Records supplied =>
╔══

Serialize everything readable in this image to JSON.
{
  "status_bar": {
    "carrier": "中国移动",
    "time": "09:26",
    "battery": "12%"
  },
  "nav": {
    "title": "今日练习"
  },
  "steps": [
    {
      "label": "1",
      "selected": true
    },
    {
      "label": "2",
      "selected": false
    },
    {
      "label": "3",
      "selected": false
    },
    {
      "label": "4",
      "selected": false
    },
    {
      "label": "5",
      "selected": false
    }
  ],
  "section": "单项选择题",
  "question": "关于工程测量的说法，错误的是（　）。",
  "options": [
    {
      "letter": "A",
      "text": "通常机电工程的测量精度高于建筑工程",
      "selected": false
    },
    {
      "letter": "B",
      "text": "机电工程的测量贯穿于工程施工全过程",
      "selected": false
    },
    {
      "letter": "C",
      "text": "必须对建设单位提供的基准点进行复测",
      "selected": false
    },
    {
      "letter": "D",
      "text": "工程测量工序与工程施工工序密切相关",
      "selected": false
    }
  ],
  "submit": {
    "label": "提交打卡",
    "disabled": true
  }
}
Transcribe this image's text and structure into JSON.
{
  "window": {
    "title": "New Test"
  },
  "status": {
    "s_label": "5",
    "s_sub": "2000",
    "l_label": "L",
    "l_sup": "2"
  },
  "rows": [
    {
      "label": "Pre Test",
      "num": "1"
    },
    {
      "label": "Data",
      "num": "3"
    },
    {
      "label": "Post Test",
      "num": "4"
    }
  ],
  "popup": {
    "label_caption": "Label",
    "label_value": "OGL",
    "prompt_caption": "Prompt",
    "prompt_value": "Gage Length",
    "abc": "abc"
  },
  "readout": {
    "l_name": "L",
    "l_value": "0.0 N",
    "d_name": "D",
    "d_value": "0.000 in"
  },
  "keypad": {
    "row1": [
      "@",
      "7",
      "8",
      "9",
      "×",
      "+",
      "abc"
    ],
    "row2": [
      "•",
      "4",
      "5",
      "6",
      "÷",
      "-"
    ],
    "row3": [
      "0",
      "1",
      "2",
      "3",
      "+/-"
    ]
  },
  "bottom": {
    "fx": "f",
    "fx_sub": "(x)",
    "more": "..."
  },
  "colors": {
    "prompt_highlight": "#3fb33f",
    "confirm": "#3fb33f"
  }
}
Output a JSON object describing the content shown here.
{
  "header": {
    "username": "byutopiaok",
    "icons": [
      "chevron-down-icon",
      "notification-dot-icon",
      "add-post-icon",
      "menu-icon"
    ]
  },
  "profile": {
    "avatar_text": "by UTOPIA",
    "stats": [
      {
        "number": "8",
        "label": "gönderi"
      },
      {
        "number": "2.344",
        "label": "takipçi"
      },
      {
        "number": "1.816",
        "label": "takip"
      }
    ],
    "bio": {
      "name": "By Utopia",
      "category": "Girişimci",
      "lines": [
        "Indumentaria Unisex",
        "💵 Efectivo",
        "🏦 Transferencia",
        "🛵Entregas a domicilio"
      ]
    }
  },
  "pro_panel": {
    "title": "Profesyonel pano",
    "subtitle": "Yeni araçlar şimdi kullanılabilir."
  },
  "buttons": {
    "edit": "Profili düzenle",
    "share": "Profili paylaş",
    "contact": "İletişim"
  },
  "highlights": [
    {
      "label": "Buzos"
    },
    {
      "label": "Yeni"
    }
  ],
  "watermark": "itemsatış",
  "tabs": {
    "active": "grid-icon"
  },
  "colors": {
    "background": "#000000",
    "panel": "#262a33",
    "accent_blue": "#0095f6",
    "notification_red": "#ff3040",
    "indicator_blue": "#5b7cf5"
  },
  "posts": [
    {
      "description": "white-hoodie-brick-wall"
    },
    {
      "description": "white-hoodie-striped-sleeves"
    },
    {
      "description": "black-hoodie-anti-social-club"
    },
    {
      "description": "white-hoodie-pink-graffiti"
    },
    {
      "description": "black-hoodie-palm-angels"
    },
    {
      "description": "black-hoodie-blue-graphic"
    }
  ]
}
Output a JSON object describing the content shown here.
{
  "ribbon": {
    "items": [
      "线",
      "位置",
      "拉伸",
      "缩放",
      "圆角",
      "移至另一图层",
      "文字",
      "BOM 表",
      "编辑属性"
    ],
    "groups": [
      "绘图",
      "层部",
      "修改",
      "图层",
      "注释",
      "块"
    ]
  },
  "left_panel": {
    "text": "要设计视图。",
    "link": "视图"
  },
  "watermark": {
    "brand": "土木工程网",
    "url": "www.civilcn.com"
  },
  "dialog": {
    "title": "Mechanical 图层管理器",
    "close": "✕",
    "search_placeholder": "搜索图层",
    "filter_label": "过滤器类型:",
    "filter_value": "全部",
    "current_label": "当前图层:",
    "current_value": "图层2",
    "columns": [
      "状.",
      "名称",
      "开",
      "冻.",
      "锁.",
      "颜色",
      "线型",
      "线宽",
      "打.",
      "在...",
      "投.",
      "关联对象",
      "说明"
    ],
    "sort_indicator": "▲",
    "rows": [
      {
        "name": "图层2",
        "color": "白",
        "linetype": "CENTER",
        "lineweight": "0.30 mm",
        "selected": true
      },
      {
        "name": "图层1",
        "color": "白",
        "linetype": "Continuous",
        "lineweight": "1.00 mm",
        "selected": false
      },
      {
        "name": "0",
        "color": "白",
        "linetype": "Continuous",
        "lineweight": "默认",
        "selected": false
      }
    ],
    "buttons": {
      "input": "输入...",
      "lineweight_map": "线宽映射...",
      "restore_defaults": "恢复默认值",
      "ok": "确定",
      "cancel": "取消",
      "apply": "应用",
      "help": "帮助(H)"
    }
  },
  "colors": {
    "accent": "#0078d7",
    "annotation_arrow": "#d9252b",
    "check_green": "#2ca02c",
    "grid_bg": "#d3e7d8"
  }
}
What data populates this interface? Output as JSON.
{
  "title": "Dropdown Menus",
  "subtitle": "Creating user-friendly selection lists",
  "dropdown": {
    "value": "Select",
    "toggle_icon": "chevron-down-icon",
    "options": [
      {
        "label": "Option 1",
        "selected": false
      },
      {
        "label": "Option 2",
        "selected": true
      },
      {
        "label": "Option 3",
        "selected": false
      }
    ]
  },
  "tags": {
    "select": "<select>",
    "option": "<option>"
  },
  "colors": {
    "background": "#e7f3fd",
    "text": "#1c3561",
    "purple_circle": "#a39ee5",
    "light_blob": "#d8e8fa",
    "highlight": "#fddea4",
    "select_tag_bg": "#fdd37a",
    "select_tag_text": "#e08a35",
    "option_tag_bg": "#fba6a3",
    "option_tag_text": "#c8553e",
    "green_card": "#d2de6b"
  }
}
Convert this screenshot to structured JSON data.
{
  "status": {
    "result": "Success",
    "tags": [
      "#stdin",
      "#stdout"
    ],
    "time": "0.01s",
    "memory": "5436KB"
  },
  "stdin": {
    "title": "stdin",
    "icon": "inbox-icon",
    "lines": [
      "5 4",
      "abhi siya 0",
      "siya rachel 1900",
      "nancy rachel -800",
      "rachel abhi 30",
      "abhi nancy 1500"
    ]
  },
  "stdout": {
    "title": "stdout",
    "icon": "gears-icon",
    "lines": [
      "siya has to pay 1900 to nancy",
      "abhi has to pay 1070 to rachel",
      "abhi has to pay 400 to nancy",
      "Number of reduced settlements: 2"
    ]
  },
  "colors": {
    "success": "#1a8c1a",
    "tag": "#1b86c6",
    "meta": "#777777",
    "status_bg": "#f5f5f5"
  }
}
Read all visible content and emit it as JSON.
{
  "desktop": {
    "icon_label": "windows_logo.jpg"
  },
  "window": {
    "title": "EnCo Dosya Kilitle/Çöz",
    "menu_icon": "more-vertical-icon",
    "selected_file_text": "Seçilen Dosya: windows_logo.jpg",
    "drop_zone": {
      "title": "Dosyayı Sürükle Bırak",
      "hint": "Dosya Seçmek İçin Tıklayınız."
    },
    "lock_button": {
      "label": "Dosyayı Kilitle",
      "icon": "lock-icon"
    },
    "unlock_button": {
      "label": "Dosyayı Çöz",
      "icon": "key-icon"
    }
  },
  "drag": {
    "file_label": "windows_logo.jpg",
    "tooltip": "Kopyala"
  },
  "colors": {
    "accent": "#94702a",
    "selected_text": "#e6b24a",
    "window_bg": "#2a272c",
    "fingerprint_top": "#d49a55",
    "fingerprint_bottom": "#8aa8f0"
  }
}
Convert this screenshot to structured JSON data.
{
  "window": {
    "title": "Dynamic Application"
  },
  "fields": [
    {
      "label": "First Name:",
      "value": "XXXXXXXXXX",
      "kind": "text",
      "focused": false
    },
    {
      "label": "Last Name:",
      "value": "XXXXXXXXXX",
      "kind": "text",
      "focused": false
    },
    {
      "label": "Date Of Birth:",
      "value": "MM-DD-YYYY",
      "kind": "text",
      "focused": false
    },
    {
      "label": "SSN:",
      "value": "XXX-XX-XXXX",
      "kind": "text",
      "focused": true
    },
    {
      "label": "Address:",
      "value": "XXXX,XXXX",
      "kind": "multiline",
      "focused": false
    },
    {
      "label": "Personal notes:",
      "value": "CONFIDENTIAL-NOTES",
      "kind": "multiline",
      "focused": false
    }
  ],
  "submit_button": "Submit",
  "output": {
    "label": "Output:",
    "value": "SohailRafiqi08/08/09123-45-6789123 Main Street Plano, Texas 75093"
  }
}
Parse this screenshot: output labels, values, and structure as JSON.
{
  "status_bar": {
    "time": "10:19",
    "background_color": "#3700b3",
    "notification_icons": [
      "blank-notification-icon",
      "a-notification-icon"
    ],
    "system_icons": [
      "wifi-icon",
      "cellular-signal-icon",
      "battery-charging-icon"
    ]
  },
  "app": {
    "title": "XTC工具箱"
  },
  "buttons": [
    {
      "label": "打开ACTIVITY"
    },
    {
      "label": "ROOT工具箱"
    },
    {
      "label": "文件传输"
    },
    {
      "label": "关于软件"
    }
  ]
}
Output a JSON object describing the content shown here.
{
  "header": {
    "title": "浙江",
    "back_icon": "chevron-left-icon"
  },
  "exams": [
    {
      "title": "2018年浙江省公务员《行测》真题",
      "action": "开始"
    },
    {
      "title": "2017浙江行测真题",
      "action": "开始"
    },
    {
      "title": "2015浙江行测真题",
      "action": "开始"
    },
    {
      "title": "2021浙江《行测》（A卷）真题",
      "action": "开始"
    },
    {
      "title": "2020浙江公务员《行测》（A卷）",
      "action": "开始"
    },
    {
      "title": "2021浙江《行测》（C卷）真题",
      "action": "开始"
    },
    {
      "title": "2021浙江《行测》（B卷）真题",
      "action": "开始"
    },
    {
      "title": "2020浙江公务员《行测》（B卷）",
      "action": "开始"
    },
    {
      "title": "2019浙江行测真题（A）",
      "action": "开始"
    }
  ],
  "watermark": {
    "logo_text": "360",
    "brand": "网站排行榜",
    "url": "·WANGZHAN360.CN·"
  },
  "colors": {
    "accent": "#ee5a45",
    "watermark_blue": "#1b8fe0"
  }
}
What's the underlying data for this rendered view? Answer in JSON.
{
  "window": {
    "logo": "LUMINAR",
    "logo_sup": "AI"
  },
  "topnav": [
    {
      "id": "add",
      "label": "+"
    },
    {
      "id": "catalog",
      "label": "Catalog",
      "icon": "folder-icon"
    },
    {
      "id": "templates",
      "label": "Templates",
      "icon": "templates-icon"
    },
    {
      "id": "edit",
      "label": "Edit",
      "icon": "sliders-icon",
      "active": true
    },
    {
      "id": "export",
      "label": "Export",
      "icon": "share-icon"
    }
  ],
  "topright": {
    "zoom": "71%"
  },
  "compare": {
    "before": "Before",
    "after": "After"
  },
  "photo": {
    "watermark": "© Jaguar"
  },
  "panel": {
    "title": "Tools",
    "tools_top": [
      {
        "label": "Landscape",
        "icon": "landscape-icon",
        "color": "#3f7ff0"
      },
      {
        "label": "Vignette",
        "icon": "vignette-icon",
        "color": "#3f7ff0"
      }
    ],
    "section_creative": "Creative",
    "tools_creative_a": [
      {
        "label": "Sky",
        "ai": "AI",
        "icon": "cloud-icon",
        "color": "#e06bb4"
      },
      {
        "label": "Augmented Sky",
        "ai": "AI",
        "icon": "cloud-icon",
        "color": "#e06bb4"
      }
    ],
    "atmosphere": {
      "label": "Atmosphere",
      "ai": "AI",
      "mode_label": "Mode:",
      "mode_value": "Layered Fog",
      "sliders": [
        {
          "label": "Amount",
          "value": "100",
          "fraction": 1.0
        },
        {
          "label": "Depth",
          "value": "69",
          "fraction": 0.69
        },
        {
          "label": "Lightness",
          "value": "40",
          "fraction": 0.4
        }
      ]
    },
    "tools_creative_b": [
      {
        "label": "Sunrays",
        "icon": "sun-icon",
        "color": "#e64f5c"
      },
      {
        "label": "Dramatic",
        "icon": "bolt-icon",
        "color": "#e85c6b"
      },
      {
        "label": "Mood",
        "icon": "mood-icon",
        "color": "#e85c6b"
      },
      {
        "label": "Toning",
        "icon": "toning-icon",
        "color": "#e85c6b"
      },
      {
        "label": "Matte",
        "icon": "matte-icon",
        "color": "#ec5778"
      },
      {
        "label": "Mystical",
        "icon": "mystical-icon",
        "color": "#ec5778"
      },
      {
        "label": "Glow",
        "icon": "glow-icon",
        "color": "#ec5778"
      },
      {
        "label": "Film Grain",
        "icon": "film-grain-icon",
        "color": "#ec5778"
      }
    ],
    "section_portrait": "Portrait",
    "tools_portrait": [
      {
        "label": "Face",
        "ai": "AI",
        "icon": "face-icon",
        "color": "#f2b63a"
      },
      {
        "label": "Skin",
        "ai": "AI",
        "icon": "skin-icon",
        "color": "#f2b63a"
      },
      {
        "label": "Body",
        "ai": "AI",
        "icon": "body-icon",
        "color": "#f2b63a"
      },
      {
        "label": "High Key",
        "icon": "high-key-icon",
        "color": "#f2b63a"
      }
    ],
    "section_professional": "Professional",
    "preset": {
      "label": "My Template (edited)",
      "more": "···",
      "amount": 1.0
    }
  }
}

╚══

Written request =>
Copy every line in the listing above where the string "description" turns up.

Solution to the exercise =>
      "description": "white-hoodie-brick-wall"
      "description": "white-hoodie-striped-sleeves"
      "description": "black-hoodie-anti-social-club"
      "description": "white-hoodie-pink-graffiti"
      "description": "black-hoodie-palm-angels"
      "description": "black-hoodie-blue-graphic"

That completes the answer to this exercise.